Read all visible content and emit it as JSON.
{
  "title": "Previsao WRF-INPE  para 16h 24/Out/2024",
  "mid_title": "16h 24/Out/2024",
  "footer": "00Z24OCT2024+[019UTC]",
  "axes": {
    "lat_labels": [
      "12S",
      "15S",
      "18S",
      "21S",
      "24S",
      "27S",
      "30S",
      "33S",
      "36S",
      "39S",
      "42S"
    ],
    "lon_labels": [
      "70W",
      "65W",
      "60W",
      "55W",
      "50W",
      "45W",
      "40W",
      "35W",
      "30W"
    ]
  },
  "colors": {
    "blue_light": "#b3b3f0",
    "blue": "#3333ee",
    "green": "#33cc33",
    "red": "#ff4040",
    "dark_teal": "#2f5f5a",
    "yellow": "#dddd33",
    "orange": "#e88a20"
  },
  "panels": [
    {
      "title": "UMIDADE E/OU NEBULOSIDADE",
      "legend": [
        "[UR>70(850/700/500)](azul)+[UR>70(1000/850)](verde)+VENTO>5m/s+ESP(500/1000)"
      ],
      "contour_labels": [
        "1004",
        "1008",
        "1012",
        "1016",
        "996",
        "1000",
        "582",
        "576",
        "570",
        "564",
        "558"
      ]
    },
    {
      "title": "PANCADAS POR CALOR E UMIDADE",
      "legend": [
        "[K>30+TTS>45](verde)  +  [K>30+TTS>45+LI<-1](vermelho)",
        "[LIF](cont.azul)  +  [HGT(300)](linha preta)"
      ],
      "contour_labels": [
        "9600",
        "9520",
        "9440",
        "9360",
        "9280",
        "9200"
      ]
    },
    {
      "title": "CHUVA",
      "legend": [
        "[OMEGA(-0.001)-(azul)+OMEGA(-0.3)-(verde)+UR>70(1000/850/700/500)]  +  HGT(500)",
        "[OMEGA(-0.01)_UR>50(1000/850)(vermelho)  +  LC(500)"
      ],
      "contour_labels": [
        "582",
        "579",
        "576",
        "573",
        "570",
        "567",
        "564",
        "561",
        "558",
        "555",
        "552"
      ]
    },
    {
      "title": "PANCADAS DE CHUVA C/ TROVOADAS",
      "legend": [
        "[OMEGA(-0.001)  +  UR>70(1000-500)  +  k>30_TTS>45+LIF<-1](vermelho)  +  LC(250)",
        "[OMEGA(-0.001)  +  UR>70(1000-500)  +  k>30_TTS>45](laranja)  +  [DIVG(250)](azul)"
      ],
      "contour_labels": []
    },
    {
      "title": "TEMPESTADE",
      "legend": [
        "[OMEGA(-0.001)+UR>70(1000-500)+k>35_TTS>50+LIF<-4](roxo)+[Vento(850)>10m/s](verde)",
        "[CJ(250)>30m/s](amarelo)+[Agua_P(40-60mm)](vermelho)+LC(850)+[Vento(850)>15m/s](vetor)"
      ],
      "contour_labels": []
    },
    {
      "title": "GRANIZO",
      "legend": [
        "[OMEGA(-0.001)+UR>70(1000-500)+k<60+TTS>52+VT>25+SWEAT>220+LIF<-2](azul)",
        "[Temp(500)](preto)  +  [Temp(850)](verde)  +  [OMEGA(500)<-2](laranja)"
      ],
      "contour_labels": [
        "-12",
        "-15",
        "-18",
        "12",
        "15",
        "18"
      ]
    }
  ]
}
══════════
◆ Written instruction: Pick out every line with the string "CHUVA" and copy it.

◆ Reply:
      "title": "CHUVA",
      "title": "PANCADAS DE CHUVA C/ TROVOADAS",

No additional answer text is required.